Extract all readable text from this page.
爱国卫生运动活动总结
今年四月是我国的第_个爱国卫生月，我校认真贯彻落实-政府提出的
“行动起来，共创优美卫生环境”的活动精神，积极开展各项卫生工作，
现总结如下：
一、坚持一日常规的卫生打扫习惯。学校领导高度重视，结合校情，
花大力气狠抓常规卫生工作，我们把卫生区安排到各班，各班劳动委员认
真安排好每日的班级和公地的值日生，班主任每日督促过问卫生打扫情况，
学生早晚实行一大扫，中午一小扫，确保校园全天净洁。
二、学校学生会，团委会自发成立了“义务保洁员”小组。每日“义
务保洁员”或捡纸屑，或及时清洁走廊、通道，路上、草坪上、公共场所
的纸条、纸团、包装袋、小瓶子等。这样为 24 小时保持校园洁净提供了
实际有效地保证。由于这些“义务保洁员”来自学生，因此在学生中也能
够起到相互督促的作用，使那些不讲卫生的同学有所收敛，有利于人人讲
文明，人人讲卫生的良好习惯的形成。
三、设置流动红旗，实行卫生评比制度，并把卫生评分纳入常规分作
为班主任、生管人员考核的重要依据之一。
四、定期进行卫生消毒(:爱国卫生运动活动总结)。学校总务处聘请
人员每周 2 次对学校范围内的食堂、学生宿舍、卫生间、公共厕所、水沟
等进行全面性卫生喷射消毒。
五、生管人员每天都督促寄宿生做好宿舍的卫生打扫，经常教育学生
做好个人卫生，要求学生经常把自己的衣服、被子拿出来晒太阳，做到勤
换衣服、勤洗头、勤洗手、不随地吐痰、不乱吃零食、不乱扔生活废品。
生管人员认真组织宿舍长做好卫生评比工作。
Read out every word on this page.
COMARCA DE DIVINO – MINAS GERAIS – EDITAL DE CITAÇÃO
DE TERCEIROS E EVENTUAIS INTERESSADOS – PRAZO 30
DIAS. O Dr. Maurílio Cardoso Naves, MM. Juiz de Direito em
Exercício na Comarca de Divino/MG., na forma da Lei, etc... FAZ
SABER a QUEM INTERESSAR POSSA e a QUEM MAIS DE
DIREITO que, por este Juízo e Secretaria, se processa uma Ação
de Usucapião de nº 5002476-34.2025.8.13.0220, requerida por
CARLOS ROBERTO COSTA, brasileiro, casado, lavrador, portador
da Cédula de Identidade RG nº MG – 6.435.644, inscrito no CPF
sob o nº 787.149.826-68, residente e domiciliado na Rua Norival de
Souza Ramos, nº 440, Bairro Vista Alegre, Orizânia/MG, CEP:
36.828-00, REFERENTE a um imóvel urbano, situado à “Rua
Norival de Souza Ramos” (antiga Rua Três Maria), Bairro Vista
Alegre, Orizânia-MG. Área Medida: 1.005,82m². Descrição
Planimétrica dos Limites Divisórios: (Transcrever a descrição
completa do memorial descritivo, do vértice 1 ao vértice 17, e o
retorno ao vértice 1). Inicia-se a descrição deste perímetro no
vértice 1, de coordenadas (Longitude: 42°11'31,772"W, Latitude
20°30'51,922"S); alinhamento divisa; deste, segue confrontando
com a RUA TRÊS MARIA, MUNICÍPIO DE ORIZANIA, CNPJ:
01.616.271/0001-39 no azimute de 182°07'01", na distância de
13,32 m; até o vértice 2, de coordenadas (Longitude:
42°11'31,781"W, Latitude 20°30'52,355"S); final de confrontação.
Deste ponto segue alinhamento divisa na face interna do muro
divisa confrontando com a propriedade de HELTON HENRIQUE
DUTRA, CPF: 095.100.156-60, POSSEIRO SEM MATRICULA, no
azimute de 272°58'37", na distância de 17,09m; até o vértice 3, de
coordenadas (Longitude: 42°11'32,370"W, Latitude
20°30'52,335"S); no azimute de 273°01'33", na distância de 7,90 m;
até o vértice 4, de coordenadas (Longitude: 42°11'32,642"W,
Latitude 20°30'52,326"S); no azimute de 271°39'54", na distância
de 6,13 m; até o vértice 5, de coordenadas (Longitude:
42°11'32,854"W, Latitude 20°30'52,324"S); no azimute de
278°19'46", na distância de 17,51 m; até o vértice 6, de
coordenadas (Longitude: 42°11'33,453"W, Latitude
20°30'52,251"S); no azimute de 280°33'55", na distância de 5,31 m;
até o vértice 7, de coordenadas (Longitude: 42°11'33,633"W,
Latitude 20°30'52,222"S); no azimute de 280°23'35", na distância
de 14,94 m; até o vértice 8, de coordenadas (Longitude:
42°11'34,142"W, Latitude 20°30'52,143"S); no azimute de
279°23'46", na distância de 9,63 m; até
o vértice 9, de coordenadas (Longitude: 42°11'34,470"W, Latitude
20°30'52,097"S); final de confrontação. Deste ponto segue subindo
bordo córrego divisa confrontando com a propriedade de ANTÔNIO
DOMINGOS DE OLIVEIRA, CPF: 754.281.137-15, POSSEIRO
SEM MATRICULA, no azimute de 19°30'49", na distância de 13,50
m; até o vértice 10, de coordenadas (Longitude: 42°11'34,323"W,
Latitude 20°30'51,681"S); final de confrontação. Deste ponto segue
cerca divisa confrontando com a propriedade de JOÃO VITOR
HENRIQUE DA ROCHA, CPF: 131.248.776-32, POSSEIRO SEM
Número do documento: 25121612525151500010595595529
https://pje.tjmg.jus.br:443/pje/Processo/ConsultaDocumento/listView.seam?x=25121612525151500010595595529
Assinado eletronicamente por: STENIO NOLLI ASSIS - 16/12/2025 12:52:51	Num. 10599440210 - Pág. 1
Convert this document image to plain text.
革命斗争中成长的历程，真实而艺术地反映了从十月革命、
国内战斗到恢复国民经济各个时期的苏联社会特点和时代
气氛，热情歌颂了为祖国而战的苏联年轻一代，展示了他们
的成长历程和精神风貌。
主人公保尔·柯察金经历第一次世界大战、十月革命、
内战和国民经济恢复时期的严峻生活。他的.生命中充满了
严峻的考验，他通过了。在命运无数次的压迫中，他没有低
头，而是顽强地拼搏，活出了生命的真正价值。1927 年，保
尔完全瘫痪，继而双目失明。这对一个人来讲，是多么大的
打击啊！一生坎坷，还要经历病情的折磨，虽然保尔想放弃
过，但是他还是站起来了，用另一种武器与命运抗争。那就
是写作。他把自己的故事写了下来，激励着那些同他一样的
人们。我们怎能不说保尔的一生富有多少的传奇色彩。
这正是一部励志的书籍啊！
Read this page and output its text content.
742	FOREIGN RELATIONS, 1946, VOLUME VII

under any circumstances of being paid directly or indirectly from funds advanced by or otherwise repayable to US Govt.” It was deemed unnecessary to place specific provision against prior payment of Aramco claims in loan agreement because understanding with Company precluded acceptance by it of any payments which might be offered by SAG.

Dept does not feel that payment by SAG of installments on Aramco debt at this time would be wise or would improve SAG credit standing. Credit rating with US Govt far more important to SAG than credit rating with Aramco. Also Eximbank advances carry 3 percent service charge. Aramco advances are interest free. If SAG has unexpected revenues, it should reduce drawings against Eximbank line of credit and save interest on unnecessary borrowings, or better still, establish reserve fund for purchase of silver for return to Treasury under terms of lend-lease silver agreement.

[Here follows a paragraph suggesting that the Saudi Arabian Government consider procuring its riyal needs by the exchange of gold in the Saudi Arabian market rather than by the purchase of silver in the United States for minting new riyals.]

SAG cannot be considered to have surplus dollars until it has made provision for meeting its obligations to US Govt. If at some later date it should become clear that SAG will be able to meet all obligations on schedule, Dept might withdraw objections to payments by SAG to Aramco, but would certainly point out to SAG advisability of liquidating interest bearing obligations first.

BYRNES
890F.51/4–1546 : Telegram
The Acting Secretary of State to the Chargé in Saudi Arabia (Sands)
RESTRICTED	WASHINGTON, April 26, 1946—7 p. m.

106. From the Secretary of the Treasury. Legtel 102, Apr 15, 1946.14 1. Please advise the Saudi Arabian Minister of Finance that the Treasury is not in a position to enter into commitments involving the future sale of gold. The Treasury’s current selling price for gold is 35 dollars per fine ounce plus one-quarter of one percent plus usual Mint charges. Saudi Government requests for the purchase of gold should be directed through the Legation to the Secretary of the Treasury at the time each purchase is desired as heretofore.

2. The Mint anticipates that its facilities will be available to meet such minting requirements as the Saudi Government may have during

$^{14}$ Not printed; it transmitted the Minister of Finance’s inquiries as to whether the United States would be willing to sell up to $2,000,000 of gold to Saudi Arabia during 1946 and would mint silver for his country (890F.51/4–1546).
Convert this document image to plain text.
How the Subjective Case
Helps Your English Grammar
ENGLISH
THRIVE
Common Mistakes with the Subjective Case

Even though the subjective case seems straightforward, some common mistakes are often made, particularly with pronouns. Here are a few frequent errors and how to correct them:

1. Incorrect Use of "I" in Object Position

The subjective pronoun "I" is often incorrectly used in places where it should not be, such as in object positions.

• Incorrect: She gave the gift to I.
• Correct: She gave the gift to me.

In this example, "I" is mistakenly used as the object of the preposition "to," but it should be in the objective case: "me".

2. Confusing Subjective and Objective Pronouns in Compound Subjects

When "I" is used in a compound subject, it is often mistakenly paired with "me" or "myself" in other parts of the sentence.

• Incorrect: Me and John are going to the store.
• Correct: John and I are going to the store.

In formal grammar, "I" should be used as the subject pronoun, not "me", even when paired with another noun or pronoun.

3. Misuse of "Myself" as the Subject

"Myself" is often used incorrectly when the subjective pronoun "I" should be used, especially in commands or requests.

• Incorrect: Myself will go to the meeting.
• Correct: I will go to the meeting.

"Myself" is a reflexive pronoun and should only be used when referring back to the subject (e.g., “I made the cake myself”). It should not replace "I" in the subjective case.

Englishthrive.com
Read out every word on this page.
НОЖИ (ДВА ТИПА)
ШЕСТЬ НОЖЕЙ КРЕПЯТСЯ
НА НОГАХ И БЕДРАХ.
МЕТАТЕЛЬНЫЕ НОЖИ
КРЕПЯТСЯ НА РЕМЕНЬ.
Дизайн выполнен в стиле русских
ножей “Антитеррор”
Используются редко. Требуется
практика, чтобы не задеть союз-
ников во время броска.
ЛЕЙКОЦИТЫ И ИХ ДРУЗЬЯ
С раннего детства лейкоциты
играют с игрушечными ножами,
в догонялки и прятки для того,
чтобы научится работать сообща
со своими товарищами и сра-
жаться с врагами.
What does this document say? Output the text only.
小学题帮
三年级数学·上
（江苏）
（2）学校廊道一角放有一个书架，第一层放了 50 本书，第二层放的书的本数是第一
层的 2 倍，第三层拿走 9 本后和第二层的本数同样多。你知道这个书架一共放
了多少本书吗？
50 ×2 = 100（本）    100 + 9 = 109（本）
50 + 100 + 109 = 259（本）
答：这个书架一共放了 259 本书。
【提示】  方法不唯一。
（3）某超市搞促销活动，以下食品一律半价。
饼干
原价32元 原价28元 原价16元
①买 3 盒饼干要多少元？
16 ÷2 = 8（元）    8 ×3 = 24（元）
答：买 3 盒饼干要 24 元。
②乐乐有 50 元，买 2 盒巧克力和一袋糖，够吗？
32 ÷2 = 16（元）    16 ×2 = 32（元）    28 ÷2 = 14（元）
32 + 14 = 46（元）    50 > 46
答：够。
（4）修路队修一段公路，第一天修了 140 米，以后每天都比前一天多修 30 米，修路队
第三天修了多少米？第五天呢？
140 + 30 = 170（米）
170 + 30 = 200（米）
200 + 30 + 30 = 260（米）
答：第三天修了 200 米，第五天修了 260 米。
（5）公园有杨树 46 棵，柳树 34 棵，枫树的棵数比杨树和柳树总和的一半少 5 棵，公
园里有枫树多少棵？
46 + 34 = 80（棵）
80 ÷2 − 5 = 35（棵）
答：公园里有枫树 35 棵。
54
——————
• [Requirements]: List the lines of the records where "Treasury" occurs.

• [Task answer]:
Dept does not feel that payment by SAG of installments on Aramco debt at this time would be wise or would improve SAG credit standing. Credit rating with US Govt far more important to SAG than credit rating with Aramco. Also Eximbank advances carry 3 percent service charge. Aramco advances are interest free. If SAG has unexpected revenues, it should reduce drawings against Eximbank line of credit and save interest on unnecessary borrowings, or better still, establish reserve fund for purchase of silver for return to Treasury under terms of lend-lease silver agreement.
106. From the Secretary of the Treasury. Legtel 102, Apr 15, 1946.14 1. Please advise the Saudi Arabian Minister of Finance that the Treasury is not in a position to enter into commitments involving the future sale of gold. The Treasury’s current selling price for gold is 35 dollars per fine ounce plus one-quarter of one percent plus usual Mint charges. Saudi Government requests for the purchase of gold should be directed through the Legation to the Secretary of the Treasury at the time each purchase is desired as heretofore.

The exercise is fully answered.